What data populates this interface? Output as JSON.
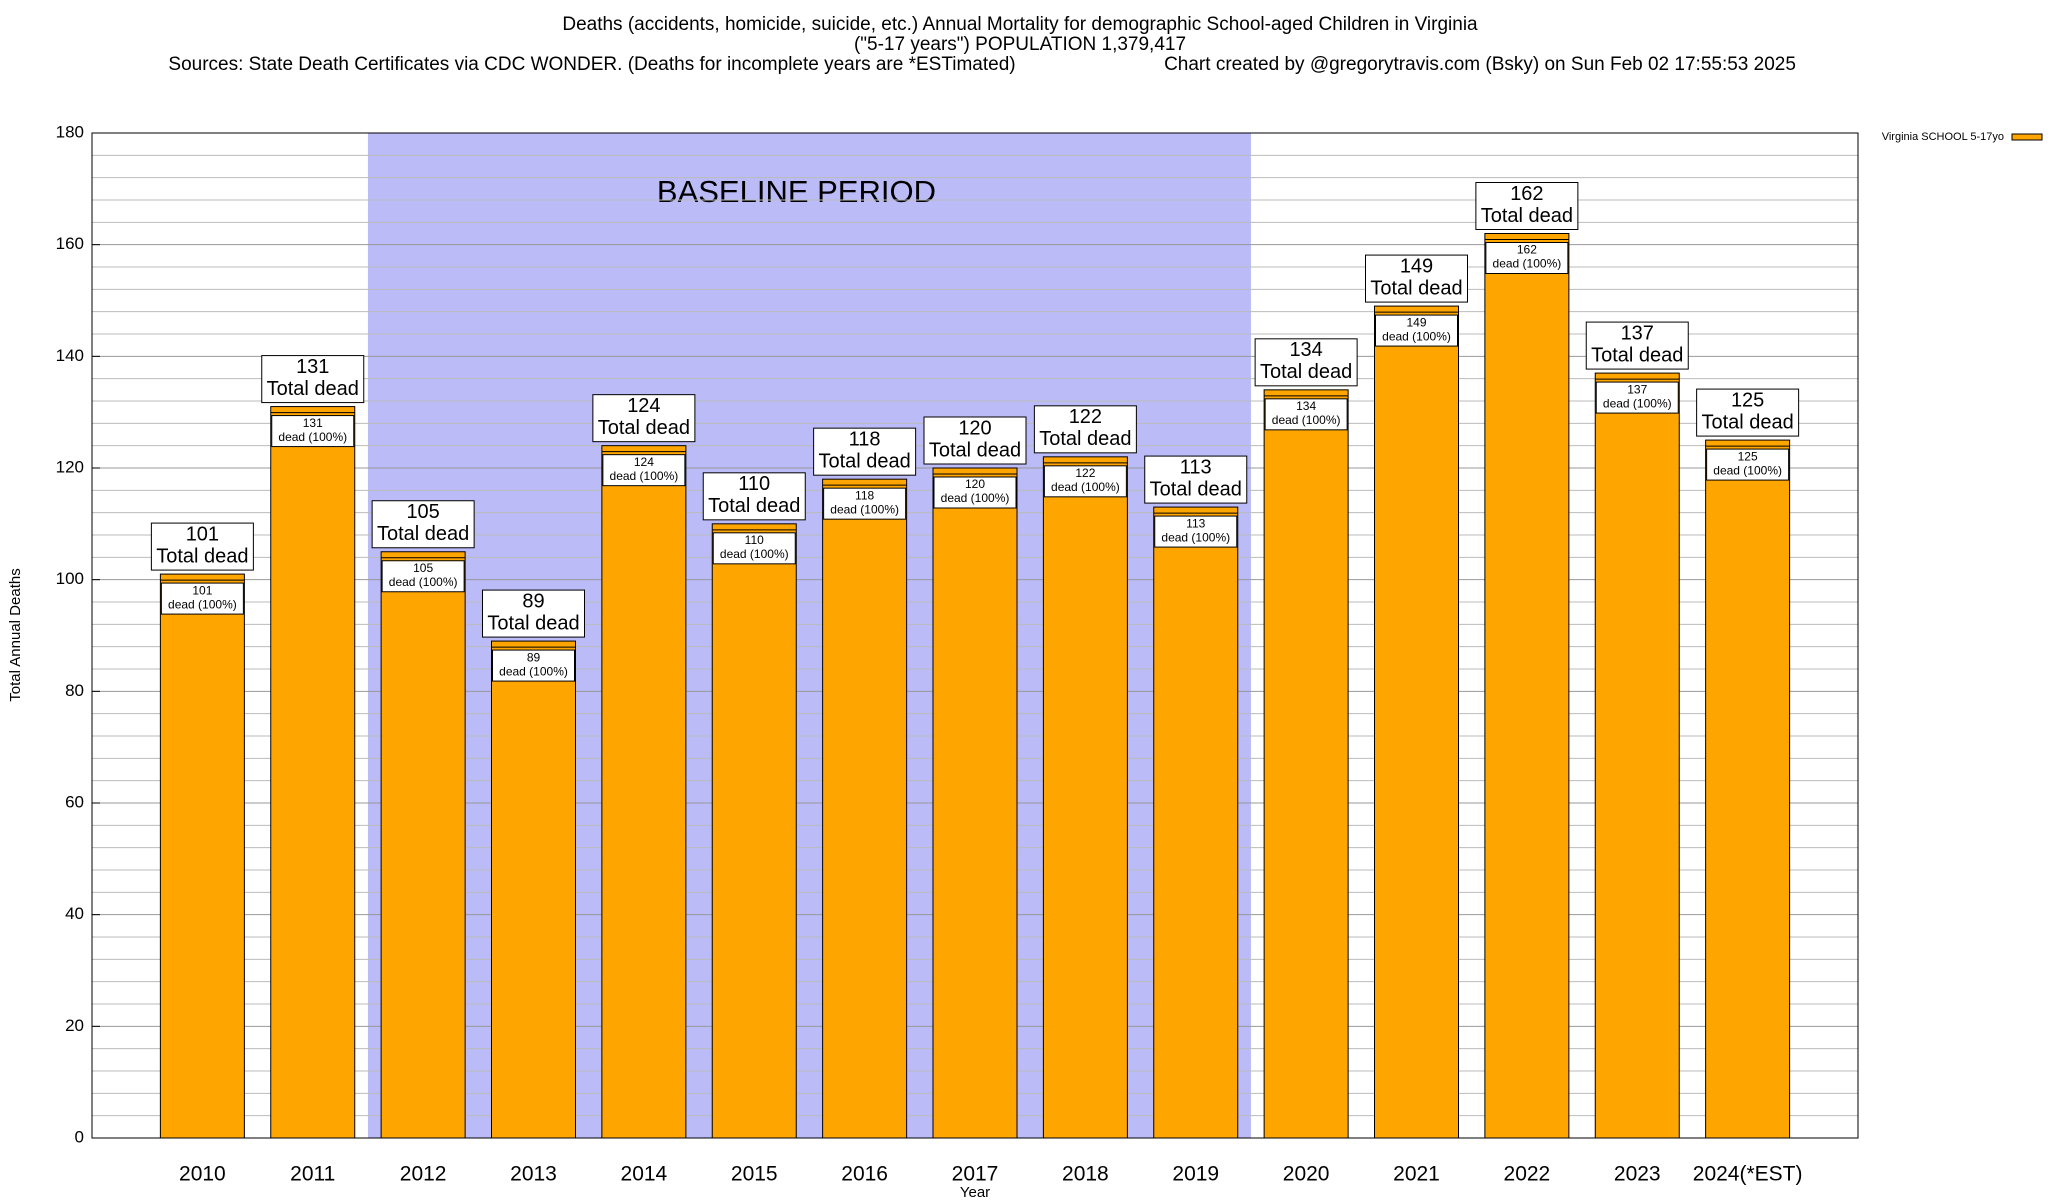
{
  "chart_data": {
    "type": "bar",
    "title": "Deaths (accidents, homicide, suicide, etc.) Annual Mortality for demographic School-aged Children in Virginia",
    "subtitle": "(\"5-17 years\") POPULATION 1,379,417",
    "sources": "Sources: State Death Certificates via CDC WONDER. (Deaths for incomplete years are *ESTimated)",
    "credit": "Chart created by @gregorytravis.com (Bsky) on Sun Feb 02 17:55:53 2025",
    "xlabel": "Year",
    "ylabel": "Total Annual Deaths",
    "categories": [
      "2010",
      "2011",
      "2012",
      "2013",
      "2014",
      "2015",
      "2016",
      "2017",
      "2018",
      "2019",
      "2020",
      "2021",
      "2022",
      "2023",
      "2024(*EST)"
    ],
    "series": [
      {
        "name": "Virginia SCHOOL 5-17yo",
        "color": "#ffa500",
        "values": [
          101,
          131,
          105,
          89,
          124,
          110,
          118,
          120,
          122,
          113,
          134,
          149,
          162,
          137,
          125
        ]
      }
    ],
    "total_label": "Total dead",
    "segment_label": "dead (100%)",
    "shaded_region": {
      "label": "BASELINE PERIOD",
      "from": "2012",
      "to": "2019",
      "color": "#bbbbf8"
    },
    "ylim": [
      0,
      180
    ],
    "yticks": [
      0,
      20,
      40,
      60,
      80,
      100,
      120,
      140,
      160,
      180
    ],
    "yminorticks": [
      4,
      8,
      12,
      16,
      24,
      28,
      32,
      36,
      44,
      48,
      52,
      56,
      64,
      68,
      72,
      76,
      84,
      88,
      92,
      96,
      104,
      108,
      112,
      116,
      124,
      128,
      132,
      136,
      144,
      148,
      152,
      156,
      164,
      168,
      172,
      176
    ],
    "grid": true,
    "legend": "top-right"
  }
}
-- -- --
## Exercise details
Extract every line containing the string "Deaths" from the data above.

## The completed task
    "title": "Deaths (accidents, homicide, suicide, etc.) Annual Mortality for demographic School-aged Children in Virginia",
    "sources": "Sources: State Death Certificates via CDC WONDER. (Deaths for incomplete years are *ESTimated)",
    "ylabel": "Total Annual Deaths",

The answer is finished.